Data excerpts:
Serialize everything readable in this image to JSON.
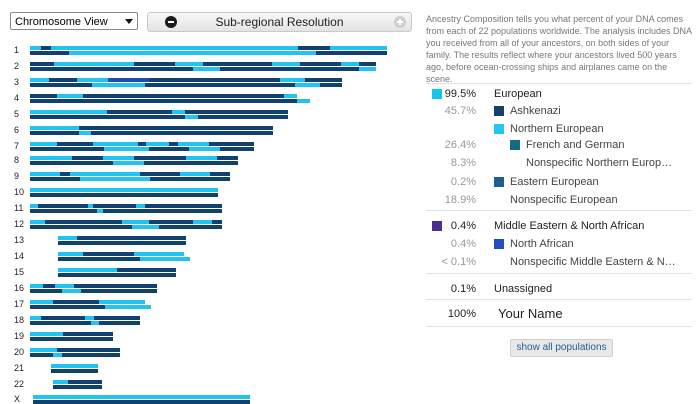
{
  "controls": {
    "view_select": "Chromosome View",
    "subregional_label": "Sub-regional Resolution"
  },
  "colors": {
    "european": "#14c6ef",
    "ashkenazi": "#12416d",
    "northern_european": "#24c6ef",
    "french_german": "#166a87",
    "eastern_european": "#1f5d93",
    "middle_eastern": "#4b2f91",
    "north_african": "#234fbe"
  },
  "intro": "Ancestry Composition tells you what percent of your DNA comes from each of 22 populations worldwide. The analysis includes DNA you received from all of your ancestors, on both sides of your family. The results reflect where your ancestors lived 500 years ago, before ocean-crossing ships and airplanes came on the scene.",
  "populations": [
    {
      "pct": "99.5%",
      "name": "European",
      "swatch": "#14c6ef",
      "strong": true
    },
    {
      "pct": "45.7%",
      "name": "Ashkenazi",
      "swatch": "#12416d"
    },
    {
      "pct": "",
      "name": "Northern European",
      "swatch": "#24c6ef"
    },
    {
      "pct": "26.4%",
      "name": "French and German",
      "swatch": "#166a87"
    },
    {
      "pct": "8.3%",
      "name": "Nonspecific Northern Europ…",
      "swatch": ""
    },
    {
      "pct": "0.2%",
      "name": "Eastern European",
      "swatch": "#1f5d93"
    },
    {
      "pct": "18.9%",
      "name": "Nonspecific European",
      "swatch": ""
    },
    {
      "pct": "0.4%",
      "name": "Middle Eastern & North African",
      "swatch": "#4b2f91",
      "strong": true
    },
    {
      "pct": "0.4%",
      "name": "North African",
      "swatch": "#234fbe"
    },
    {
      "pct": "< 0.1%",
      "name": "Nonspecific Middle Eastern & N…",
      "swatch": ""
    },
    {
      "pct": "0.1%",
      "name": "Unassigned",
      "swatch": "",
      "strong": true
    },
    {
      "pct": "100%",
      "name": "Your Name",
      "swatch": "",
      "strong": true
    }
  ],
  "show_all": "show all populations",
  "chromosome_labels": [
    "1",
    "2",
    "3",
    "4",
    "5",
    "6",
    "7",
    "8",
    "9",
    "10",
    "11",
    "12",
    "13",
    "14",
    "15",
    "16",
    "17",
    "18",
    "19",
    "20",
    "21",
    "22",
    "X"
  ]
}
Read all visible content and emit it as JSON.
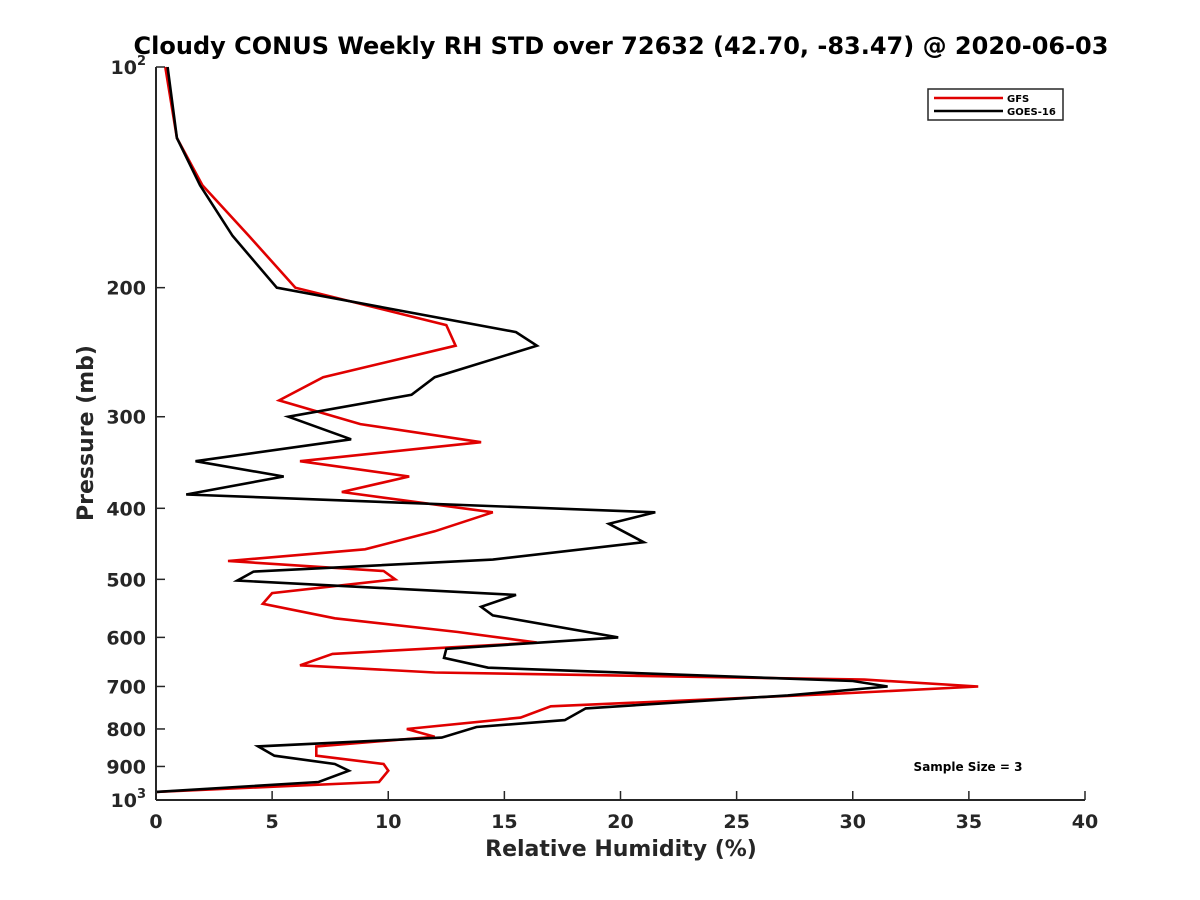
{
  "chart_data": {
    "type": "line",
    "title": "Cloudy CONUS Weekly RH STD over 72632 (42.70, -83.47) @ 2020-06-03",
    "xlabel": "Relative Humidity (%)",
    "ylabel": "Pressure (mb)",
    "xlim": [
      0,
      40
    ],
    "ylim": [
      100,
      1000
    ],
    "y_scale": "log",
    "y_reversed": true,
    "x_ticks": [
      "0",
      "5",
      "10",
      "15",
      "20",
      "25",
      "30",
      "35",
      "40"
    ],
    "y_ticks": [
      {
        "value": 100,
        "base": "10",
        "exp": "2"
      },
      {
        "value": 200,
        "label": "200"
      },
      {
        "value": 300,
        "label": "300"
      },
      {
        "value": 400,
        "label": "400"
      },
      {
        "value": 500,
        "label": "500"
      },
      {
        "value": 600,
        "label": "600"
      },
      {
        "value": 700,
        "label": "700"
      },
      {
        "value": 800,
        "label": "800"
      },
      {
        "value": 900,
        "label": "900"
      },
      {
        "value": 1000,
        "base": "10",
        "exp": "3"
      }
    ],
    "grid": false,
    "legend_position": "top-right",
    "annotation": "Sample Size = 3",
    "series": [
      {
        "name": "GFS",
        "color": "#e00000",
        "points": [
          [
            0.4,
            100
          ],
          [
            0.9,
            125
          ],
          [
            2.0,
            145
          ],
          [
            4.0,
            170
          ],
          [
            6.0,
            200
          ],
          [
            12.5,
            225
          ],
          [
            12.9,
            240
          ],
          [
            7.2,
            265
          ],
          [
            5.3,
            285
          ],
          [
            8.8,
            307
          ],
          [
            14.0,
            325
          ],
          [
            6.2,
            345
          ],
          [
            10.9,
            362
          ],
          [
            8.0,
            380
          ],
          [
            14.5,
            405
          ],
          [
            12.0,
            430
          ],
          [
            9.0,
            455
          ],
          [
            3.1,
            472
          ],
          [
            9.8,
            487
          ],
          [
            10.3,
            500
          ],
          [
            5.0,
            522
          ],
          [
            4.6,
            540
          ],
          [
            7.7,
            565
          ],
          [
            13.0,
            590
          ],
          [
            16.4,
            610
          ],
          [
            7.6,
            632
          ],
          [
            6.2,
            655
          ],
          [
            12.0,
            670
          ],
          [
            30.5,
            685
          ],
          [
            35.4,
            700
          ],
          [
            29.0,
            717
          ],
          [
            17.0,
            745
          ],
          [
            15.7,
            772
          ],
          [
            10.8,
            800
          ],
          [
            12.0,
            820
          ],
          [
            6.9,
            845
          ],
          [
            6.9,
            870
          ],
          [
            9.8,
            893
          ],
          [
            10.0,
            912
          ],
          [
            9.6,
            945
          ],
          [
            0.0,
            975
          ]
        ]
      },
      {
        "name": "GOES-16",
        "color": "#000000",
        "points": [
          [
            0.5,
            100
          ],
          [
            0.9,
            125
          ],
          [
            1.9,
            145
          ],
          [
            3.3,
            170
          ],
          [
            5.2,
            200
          ],
          [
            15.5,
            230
          ],
          [
            16.4,
            240
          ],
          [
            12.0,
            265
          ],
          [
            11.0,
            280
          ],
          [
            5.7,
            300
          ],
          [
            8.4,
            322
          ],
          [
            1.7,
            345
          ],
          [
            5.5,
            362
          ],
          [
            1.3,
            383
          ],
          [
            21.5,
            405
          ],
          [
            19.5,
            420
          ],
          [
            21.0,
            445
          ],
          [
            14.5,
            470
          ],
          [
            4.2,
            488
          ],
          [
            3.5,
            502
          ],
          [
            15.5,
            525
          ],
          [
            14.0,
            545
          ],
          [
            14.5,
            560
          ],
          [
            19.9,
            600
          ],
          [
            12.5,
            622
          ],
          [
            12.4,
            640
          ],
          [
            14.3,
            660
          ],
          [
            30.0,
            688
          ],
          [
            31.5,
            700
          ],
          [
            27.2,
            720
          ],
          [
            18.5,
            750
          ],
          [
            17.6,
            778
          ],
          [
            13.8,
            795
          ],
          [
            12.3,
            822
          ],
          [
            4.4,
            845
          ],
          [
            5.1,
            870
          ],
          [
            7.7,
            893
          ],
          [
            8.3,
            912
          ],
          [
            7.0,
            945
          ],
          [
            0.0,
            975
          ]
        ]
      }
    ]
  }
}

Set problem: Send back the data above word for word, with the pictures left out.

The response:
Serialize everything readable in this image to JSON.
{
  "controls": {
    "view_select": "Chromosome View",
    "subregional_label": "Sub-regional Resolution"
  },
  "colors": {
    "european": "#14c6ef",
    "ashkenazi": "#12416d",
    "northern_european": "#24c6ef",
    "french_german": "#166a87",
    "eastern_european": "#1f5d93",
    "middle_eastern": "#4b2f91",
    "north_african": "#234fbe"
  },
  "intro": "Ancestry Composition tells you what percent of your DNA comes from each of 22 populations worldwide. The analysis includes DNA you received from all of your ancestors, on both sides of your family. The results reflect where your ancestors lived 500 years ago, before ocean-crossing ships and airplanes came on the scene.",
  "populations": [
    {
      "pct": "99.5%",
      "name": "European",
      "swatch": "#14c6ef",
      "strong": true
    },
    {
      "pct": "45.7%",
      "name": "Ashkenazi",
      "swatch": "#12416d"
    },
    {
      "pct": "",
      "name": "Northern European",
      "swatch": "#24c6ef"
    },
    {
      "pct": "26.4%",
      "name": "French and German",
      "swatch": "#166a87"
    },
    {
      "pct": "8.3%",
      "name": "Nonspecific Northern Europ…",
      "swatch": ""
    },
    {
      "pct": "0.2%",
      "name": "Eastern European",
      "swatch": "#1f5d93"
    },
    {
      "pct": "18.9%",
      "name": "Nonspecific European",
      "swatch": ""
    },
    {
      "pct": "0.4%",
      "name": "Middle Eastern & North African",
      "swatch": "#4b2f91",
      "strong": true
    },
    {
      "pct": "0.4%",
      "name": "North African",
      "swatch": "#234fbe"
    },
    {
      "pct": "< 0.1%",
      "name": "Nonspecific Middle Eastern & N…",
      "swatch": ""
    },
    {
      "pct": "0.1%",
      "name": "Unassigned",
      "swatch": "",
      "strong": true
    },
    {
      "pct": "100%",
      "name": "Your Name",
      "swatch": "",
      "strong": true
    }
  ],
  "show_all": "show all populations",
  "chromosome_labels": [
    "1",
    "2",
    "3",
    "4",
    "5",
    "6",
    "7",
    "8",
    "9",
    "10",
    "11",
    "12",
    "13",
    "14",
    "15",
    "16",
    "17",
    "18",
    "19",
    "20",
    "21",
    "22",
    "X"
  ]
}
Read all visible content and emit it as JSON.
{
  "chart_data": {
    "type": "line",
    "title": "Cloudy CONUS Weekly RH STD over 72632 (42.70, -83.47) @ 2020-06-03",
    "xlabel": "Relative Humidity (%)",
    "ylabel": "Pressure (mb)",
    "xlim": [
      0,
      40
    ],
    "ylim": [
      100,
      1000
    ],
    "y_scale": "log",
    "y_reversed": true,
    "x_ticks": [
      "0",
      "5",
      "10",
      "15",
      "20",
      "25",
      "30",
      "35",
      "40"
    ],
    "y_ticks": [
      {
        "value": 100,
        "base": "10",
        "exp": "2"
      },
      {
        "value": 200,
        "label": "200"
      },
      {
        "value": 300,
        "label": "300"
      },
      {
        "value": 400,
        "label": "400"
      },
      {
        "value": 500,
        "label": "500"
      },
      {
        "value": 600,
        "label": "600"
      },
      {
        "value": 700,
        "label": "700"
      },
      {
        "value": 800,
        "label": "800"
      },
      {
        "value": 900,
        "label": "900"
      },
      {
        "value": 1000,
        "base": "10",
        "exp": "3"
      }
    ],
    "grid": false,
    "legend_position": "top-right",
    "annotation": "Sample Size = 3",
    "series": [
      {
        "name": "GFS",
        "color": "#e00000",
        "points": [
          [
            0.4,
            100
          ],
          [
            0.9,
            125
          ],
          [
            2.0,
            145
          ],
          [
            4.0,
            170
          ],
          [
            6.0,
            200
          ],
          [
            12.5,
            225
          ],
          [
            12.9,
            240
          ],
          [
            7.2,
            265
          ],
          [
            5.3,
            285
          ],
          [
            8.8,
            307
          ],
          [
            14.0,
            325
          ],
          [
            6.2,
            345
          ],
          [
            10.9,
            362
          ],
          [
            8.0,
            380
          ],
          [
            14.5,
            405
          ],
          [
            12.0,
            430
          ],
          [
            9.0,
            455
          ],
          [
            3.1,
            472
          ],
          [
            9.8,
            487
          ],
          [
            10.3,
            500
          ],
          [
            5.0,
            522
          ],
          [
            4.6,
            540
          ],
          [
            7.7,
            565
          ],
          [
            13.0,
            590
          ],
          [
            16.4,
            610
          ],
          [
            7.6,
            632
          ],
          [
            6.2,
            655
          ],
          [
            12.0,
            670
          ],
          [
            30.5,
            685
          ],
          [
            35.4,
            700
          ],
          [
            29.0,
            717
          ],
          [
            17.0,
            745
          ],
          [
            15.7,
            772
          ],
          [
            10.8,
            800
          ],
          [
            12.0,
            820
          ],
          [
            6.9,
            845
          ],
          [
            6.9,
            870
          ],
          [
            9.8,
            893
          ],
          [
            10.0,
            912
          ],
          [
            9.6,
            945
          ],
          [
            0.0,
            975
          ]
        ]
      },
      {
        "name": "GOES-16",
        "color": "#000000",
        "points": [
          [
            0.5,
            100
          ],
          [
            0.9,
            125
          ],
          [
            1.9,
            145
          ],
          [
            3.3,
            170
          ],
          [
            5.2,
            200
          ],
          [
            15.5,
            230
          ],
          [
            16.4,
            240
          ],
          [
            12.0,
            265
          ],
          [
            11.0,
            280
          ],
          [
            5.7,
            300
          ],
          [
            8.4,
            322
          ],
          [
            1.7,
            345
          ],
          [
            5.5,
            362
          ],
          [
            1.3,
            383
          ],
          [
            21.5,
            405
          ],
          [
            19.5,
            420
          ],
          [
            21.0,
            445
          ],
          [
            14.5,
            470
          ],
          [
            4.2,
            488
          ],
          [
            3.5,
            502
          ],
          [
            15.5,
            525
          ],
          [
            14.0,
            545
          ],
          [
            14.5,
            560
          ],
          [
            19.9,
            600
          ],
          [
            12.5,
            622
          ],
          [
            12.4,
            640
          ],
          [
            14.3,
            660
          ],
          [
            30.0,
            688
          ],
          [
            31.5,
            700
          ],
          [
            27.2,
            720
          ],
          [
            18.5,
            750
          ],
          [
            17.6,
            778
          ],
          [
            13.8,
            795
          ],
          [
            12.3,
            822
          ],
          [
            4.4,
            845
          ],
          [
            5.1,
            870
          ],
          [
            7.7,
            893
          ],
          [
            8.3,
            912
          ],
          [
            7.0,
            945
          ],
          [
            0.0,
            975
          ]
        ]
      }
    ]
  }
}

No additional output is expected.